- Exercise objective
In the data, extract each line that holds the string "screenshot".

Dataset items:
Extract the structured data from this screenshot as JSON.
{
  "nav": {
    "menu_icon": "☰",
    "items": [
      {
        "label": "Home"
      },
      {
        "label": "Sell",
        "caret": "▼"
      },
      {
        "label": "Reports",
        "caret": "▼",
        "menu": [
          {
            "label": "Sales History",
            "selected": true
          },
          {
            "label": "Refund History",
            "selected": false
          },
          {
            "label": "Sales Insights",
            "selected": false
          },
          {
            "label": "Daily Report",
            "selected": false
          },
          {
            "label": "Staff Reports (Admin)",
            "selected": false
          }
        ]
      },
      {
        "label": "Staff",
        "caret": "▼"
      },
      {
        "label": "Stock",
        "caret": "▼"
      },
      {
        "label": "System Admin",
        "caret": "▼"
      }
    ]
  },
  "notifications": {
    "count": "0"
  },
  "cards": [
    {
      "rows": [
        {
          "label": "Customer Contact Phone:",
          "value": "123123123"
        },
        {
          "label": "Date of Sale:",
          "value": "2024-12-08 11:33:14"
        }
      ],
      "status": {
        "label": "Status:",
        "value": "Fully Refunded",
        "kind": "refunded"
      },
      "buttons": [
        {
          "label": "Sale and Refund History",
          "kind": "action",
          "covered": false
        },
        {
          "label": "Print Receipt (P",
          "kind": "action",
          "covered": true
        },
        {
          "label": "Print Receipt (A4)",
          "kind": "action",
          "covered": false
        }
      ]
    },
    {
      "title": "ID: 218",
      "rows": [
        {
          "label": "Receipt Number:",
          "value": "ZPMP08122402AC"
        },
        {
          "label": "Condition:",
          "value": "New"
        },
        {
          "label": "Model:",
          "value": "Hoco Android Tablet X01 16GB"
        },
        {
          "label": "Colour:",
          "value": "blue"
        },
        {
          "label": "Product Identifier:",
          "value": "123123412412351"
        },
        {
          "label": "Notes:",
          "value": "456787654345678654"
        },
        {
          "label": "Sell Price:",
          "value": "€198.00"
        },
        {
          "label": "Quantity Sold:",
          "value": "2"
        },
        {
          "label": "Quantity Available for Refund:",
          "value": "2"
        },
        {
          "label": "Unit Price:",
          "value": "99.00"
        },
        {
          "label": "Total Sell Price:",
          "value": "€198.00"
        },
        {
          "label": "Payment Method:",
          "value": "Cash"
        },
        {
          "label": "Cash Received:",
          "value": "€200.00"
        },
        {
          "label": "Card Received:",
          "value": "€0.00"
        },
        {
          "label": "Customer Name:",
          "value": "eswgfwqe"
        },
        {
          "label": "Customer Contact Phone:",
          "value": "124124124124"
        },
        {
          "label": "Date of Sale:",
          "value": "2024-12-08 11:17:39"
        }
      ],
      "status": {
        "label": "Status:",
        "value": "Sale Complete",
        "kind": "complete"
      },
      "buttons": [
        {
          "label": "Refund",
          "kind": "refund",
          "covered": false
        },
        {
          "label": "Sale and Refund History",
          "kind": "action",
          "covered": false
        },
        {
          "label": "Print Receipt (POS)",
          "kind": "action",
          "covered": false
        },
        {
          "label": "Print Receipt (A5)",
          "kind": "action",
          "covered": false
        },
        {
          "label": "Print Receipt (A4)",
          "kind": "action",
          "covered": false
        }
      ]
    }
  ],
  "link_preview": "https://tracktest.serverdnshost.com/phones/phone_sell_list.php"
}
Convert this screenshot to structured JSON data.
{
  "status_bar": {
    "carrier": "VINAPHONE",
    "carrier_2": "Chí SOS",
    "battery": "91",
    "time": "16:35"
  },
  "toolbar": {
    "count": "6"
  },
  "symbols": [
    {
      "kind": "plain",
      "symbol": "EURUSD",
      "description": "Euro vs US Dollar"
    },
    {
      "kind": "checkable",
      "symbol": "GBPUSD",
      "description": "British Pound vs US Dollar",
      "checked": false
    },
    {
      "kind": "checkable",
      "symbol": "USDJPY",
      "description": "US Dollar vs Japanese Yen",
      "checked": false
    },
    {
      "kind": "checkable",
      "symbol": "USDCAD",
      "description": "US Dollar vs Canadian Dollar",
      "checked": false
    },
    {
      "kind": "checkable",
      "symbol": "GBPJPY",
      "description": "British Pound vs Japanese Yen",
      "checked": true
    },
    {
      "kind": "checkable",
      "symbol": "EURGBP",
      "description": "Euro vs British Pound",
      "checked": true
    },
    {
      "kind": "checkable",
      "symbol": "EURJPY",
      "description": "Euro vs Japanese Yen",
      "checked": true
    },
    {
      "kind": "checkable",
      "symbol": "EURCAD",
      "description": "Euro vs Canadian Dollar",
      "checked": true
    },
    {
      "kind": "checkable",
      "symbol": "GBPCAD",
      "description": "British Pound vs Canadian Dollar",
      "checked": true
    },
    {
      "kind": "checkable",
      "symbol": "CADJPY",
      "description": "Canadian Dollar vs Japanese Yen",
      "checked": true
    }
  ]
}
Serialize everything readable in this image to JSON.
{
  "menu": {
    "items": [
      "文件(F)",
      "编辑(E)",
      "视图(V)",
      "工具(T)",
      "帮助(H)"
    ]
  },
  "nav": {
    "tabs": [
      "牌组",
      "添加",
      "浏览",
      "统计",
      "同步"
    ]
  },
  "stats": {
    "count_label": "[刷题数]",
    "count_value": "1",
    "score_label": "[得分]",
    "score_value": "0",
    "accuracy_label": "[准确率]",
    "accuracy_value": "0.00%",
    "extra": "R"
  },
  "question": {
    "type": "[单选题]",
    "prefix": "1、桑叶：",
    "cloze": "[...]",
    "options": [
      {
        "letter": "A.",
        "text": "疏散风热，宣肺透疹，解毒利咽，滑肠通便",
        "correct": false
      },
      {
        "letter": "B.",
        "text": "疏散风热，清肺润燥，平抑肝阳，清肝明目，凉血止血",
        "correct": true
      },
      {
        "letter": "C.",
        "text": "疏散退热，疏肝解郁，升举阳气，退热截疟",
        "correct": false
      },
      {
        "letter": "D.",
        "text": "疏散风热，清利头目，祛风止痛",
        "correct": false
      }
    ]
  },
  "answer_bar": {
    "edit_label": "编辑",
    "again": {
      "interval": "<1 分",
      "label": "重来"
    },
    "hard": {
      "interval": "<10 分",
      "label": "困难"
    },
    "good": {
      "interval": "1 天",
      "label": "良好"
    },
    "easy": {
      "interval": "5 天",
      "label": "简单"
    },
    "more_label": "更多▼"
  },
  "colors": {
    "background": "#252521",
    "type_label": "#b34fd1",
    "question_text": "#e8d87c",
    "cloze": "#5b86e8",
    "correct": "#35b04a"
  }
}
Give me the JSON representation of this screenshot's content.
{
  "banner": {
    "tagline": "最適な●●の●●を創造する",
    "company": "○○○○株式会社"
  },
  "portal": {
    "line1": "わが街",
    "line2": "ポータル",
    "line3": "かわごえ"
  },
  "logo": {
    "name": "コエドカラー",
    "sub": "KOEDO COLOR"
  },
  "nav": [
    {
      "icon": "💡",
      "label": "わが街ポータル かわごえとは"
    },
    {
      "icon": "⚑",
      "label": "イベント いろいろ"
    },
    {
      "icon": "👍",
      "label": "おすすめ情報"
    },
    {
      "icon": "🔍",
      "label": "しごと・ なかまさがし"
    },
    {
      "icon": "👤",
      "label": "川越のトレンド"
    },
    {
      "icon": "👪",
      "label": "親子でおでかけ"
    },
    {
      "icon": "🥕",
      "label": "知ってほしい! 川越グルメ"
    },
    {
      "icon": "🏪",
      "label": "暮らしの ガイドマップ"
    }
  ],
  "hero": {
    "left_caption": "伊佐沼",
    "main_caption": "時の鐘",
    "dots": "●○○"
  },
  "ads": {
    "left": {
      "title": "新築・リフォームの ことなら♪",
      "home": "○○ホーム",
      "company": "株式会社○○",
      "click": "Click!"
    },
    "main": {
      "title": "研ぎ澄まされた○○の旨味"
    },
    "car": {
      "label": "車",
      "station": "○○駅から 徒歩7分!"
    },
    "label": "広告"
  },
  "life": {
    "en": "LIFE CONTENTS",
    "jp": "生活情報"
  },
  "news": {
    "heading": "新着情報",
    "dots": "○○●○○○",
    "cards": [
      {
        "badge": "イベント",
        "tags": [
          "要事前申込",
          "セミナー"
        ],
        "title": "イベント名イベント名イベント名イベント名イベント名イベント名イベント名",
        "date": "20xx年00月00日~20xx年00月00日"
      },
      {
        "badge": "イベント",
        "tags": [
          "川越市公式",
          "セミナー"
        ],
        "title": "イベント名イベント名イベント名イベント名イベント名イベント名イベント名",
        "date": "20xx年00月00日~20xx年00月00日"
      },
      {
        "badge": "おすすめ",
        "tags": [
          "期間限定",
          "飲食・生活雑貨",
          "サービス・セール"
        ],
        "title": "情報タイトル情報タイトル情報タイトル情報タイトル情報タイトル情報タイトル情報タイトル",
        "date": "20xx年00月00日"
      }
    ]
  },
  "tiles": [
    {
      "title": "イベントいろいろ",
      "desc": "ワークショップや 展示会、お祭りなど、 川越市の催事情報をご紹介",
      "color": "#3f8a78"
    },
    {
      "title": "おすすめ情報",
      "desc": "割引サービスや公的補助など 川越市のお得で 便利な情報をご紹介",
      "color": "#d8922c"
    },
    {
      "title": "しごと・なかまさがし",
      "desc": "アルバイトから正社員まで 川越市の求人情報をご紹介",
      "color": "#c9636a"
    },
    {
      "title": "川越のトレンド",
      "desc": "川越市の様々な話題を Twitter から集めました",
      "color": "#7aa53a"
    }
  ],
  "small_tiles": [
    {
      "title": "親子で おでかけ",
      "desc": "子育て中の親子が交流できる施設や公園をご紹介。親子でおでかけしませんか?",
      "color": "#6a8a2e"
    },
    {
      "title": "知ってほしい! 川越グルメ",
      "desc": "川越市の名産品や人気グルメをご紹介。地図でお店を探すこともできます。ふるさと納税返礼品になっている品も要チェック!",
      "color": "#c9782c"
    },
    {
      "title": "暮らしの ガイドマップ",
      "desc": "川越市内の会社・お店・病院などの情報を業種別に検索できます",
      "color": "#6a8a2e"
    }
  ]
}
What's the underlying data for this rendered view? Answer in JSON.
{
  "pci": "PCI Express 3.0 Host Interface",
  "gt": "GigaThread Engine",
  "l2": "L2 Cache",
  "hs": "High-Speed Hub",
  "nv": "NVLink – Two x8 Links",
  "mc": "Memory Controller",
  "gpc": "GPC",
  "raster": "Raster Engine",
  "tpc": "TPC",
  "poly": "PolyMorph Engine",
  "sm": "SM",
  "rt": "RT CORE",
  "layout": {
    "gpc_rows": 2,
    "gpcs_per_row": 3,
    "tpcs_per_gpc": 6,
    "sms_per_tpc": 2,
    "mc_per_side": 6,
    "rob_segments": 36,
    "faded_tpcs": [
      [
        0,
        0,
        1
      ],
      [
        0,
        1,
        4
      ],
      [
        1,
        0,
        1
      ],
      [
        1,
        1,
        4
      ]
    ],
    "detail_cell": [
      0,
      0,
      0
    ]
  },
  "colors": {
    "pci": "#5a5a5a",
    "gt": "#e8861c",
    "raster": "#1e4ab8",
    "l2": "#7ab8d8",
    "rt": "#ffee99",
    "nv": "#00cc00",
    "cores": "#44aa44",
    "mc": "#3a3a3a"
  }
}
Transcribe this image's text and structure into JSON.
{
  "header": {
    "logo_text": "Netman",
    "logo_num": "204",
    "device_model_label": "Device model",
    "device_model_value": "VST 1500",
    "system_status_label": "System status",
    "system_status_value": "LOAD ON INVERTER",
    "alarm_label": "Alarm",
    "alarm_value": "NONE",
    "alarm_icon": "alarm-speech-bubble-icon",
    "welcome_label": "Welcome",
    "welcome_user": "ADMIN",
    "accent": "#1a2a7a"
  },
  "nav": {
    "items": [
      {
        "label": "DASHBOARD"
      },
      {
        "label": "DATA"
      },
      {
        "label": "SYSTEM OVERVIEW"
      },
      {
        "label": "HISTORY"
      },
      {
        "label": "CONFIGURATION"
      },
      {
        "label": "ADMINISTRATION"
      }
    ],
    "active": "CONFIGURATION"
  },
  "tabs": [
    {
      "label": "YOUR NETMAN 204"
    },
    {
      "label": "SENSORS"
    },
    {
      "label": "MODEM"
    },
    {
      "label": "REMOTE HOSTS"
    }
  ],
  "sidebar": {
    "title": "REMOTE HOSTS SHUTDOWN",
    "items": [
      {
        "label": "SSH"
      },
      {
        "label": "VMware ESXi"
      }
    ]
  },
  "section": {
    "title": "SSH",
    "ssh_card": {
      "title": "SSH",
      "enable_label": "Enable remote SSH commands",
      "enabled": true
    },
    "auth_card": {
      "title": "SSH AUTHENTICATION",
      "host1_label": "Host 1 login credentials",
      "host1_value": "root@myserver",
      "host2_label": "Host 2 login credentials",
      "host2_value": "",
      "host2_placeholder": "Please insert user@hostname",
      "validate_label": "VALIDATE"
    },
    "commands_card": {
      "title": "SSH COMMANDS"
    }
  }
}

- Task response
Extract the structured data from this screenshot as JSON.
Convert this screenshot to structured JSON data.
Give me the JSON representation of this screenshot's content.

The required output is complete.